» **Task details**: Would you transcribe all of the data exactly, down to the last character?

## Start Records provided

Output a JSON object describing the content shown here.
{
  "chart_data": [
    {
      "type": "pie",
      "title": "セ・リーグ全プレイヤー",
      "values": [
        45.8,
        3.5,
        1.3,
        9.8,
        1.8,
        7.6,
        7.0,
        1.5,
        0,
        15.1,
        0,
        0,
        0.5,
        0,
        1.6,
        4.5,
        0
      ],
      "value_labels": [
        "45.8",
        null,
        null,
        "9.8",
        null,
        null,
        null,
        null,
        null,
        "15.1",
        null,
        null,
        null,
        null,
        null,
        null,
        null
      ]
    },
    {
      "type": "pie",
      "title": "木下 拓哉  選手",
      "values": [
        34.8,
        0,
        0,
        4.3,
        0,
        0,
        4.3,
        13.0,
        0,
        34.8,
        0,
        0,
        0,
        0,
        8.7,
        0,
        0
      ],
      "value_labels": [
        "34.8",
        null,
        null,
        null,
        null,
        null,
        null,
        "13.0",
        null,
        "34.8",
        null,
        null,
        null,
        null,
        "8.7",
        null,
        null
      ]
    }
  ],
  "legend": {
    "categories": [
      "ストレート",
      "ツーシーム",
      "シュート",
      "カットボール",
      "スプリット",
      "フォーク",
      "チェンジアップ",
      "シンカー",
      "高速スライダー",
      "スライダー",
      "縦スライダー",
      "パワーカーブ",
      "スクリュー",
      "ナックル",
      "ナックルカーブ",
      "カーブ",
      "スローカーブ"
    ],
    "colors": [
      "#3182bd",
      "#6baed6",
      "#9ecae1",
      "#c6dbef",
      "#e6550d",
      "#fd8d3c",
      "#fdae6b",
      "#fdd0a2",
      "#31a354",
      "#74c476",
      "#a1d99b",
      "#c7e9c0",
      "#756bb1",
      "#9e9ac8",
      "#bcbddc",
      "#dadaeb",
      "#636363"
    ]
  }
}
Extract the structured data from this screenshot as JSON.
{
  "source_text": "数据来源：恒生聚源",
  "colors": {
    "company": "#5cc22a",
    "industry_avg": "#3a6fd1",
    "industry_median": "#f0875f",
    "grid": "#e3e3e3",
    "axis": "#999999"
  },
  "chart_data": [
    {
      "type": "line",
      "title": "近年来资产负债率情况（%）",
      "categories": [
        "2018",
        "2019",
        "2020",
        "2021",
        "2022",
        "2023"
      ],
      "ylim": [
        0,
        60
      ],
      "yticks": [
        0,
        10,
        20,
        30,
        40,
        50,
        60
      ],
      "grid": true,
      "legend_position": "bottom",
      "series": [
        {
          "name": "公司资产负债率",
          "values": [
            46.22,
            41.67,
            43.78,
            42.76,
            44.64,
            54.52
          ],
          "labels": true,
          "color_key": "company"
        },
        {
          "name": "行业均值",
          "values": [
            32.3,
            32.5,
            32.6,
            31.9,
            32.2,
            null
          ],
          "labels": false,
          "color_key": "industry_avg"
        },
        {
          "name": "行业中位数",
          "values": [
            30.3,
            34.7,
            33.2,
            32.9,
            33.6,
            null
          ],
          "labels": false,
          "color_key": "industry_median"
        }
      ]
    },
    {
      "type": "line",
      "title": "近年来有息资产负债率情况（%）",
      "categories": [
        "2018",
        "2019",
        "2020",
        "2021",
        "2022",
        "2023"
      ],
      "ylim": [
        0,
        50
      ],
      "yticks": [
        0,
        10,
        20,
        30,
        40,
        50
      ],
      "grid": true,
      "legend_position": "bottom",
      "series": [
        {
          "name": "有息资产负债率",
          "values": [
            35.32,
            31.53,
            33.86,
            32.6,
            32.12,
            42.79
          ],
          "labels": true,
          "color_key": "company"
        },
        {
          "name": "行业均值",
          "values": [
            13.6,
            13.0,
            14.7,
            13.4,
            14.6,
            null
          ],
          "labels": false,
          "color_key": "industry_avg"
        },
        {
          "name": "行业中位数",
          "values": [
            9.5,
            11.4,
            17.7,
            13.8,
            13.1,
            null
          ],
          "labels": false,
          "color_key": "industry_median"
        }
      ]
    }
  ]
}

## End Records provided

» **Full solution**:
Output a JSON object describing the content shown here.
{
  "chart_data": [
    {
      "type": "pie",
      "title": "セ・リーグ全プレイヤー",
      "values": [
        45.8,
        3.5,
        1.3,
        9.8,
        1.8,
        7.6,
        7.0,
        1.5,
        0,
        15.1,
        0,
        0,
        0.5,
        0,
        1.6,
        4.5,
        0
      ],
      "value_labels": [
        "45.8",
        null,
        null,
        "9.8",
        null,
        null,
        null,
        null,
        null,
        "15.1",
        null,
        null,
        null,
        null,
        null,
        null,
        null
      ]
    },
    {
      "type": "pie",
      "title": "木下 拓哉  選手",
      "values": [
        34.8,
        0,
        0,
        4.3,
        0,
        0,
        4.3,
        13.0,
        0,
        34.8,
        0,
        0,
        0,
        0,
        8.7,
        0,
        0
      ],
      "value_labels": [
        "34.8",
        null,
        null,
        null,
        null,
        null,
        null,
        "13.0",
        null,
        "34.8",
        null,
        null,
        null,
        null,
        "8.7",
        null,
        null
      ]
    }
  ],
  "legend": {
    "categories": [
      "ストレート",
      "ツーシーム",
      "シュート",
      "カットボール",
      "スプリット",
      "フォーク",
      "チェンジアップ",
      "シンカー",
      "高速スライダー",
      "スライダー",
      "縦スライダー",
      "パワーカーブ",
      "スクリュー",
      "ナックル",
      "ナックルカーブ",
      "カーブ",
      "スローカーブ"
    ],
    "colors": [
      "#3182bd",
      "#6baed6",
      "#9ecae1",
      "#c6dbef",
      "#e6550d",
      "#fd8d3c",
      "#fdae6b",
      "#fdd0a2",
      "#31a354",
      "#74c476",
      "#a1d99b",
      "#c7e9c0",
      "#756bb1",
      "#9e9ac8",
      "#bcbddc",
      "#dadaeb",
      "#636363"
    ]
  }
}
Extract the structured data from this screenshot as JSON.
{
  "source_text": "数据来源：恒生聚源",
  "colors": {
    "company": "#5cc22a",
    "industry_avg": "#3a6fd1",
    "industry_median": "#f0875f",
    "grid": "#e3e3e3",
    "axis": "#999999"
  },
  "chart_data": [
    {
      "type": "line",
      "title": "近年来资产负债率情况（%）",
      "categories": [
        "2018",
        "2019",
        "2020",
        "2021",
        "2022",
        "2023"
      ],
      "ylim": [
        0,
        60
      ],
      "yticks": [
        0,
        10,
        20,
        30,
        40,
        50,
        60
      ],
      "grid": true,
      "legend_position": "bottom",
      "series": [
        {
          "name": "公司资产负债率",
          "values": [
            46.22,
            41.67,
            43.78,
            42.76,
            44.64,
            54.52
          ],
          "labels": true,
          "color_key": "company"
        },
        {
          "name": "行业均值",
          "values": [
            32.3,
            32.5,
            32.6,
            31.9,
            32.2,
            null
          ],
          "labels": false,
          "color_key": "industry_avg"
        },
        {
          "name": "行业中位数",
          "values": [
            30.3,
            34.7,
            33.2,
            32.9,
            33.6,
            null
          ],
          "labels": false,
          "color_key": "industry_median"
        }
      ]
    },
    {
      "type": "line",
      "title": "近年来有息资产负债率情况（%）",
      "categories": [
        "2018",
        "2019",
        "2020",
        "2021",
        "2022",
        "2023"
      ],
      "ylim": [
        0,
        50
      ],
      "yticks": [
        0,
        10,
        20,
        30,
        40,
        50
      ],
      "grid": true,
      "legend_position": "bottom",
      "series": [
        {
          "name": "有息资产负债率",
          "values": [
            35.32,
            31.53,
            33.86,
            32.6,
            32.12,
            42.79
          ],
          "labels": true,
          "color_key": "company"
        },
        {
          "name": "行业均值",
          "values": [
            13.6,
            13.0,
            14.7,
            13.4,
            14.6,
            null
          ],
          "labels": false,
          "color_key": "industry_avg"
        },
        {
          "name": "行业中位数",
          "values": [
            9.5,
            11.4,
            17.7,
            13.8,
            13.1,
            null
          ],
          "labels": false,
          "color_key": "industry_median"
        }
      ]
    }
  ]
}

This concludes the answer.